▶ _What is asked_
Scan the listing below and copy every line holding "this".

○ ○ ○ ○ ○

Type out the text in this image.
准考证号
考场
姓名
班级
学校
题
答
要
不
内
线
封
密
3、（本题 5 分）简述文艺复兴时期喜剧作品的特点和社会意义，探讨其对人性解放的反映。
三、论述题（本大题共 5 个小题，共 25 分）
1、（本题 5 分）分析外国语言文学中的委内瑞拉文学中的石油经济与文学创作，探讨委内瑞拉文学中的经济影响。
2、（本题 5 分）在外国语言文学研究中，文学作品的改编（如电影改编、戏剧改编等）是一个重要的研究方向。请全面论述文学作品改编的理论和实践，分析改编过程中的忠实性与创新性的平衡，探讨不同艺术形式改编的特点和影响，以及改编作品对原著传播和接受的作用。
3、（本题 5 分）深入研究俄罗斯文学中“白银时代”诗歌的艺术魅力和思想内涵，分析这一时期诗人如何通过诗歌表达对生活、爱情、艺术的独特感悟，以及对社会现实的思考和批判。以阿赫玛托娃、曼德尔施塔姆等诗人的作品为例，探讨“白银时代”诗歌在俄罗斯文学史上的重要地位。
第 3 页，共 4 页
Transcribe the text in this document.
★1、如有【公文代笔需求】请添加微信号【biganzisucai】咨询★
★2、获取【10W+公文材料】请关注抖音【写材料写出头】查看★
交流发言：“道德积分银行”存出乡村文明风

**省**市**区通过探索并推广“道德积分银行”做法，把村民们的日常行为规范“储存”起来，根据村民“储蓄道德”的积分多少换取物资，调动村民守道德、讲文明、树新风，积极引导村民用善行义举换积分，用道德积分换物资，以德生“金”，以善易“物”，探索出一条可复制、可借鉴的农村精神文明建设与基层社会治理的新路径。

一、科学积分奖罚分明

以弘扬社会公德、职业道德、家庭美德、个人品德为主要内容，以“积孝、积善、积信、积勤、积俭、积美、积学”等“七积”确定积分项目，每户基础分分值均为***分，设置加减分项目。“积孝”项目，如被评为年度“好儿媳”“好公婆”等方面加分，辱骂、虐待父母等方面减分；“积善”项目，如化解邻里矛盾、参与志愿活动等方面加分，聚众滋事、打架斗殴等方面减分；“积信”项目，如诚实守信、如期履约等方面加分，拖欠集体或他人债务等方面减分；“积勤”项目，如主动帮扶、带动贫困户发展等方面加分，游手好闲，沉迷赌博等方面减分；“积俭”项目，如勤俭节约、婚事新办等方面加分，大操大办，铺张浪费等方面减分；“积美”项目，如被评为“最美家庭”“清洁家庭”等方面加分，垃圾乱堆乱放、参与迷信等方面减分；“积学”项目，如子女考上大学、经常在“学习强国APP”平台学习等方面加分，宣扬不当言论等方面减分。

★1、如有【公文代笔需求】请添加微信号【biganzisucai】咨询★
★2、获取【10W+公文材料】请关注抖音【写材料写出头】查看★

○ ○ ○ ○ ○

▶ _Answer for the task_
Type out the text in this image.
Transcribe the text in this document.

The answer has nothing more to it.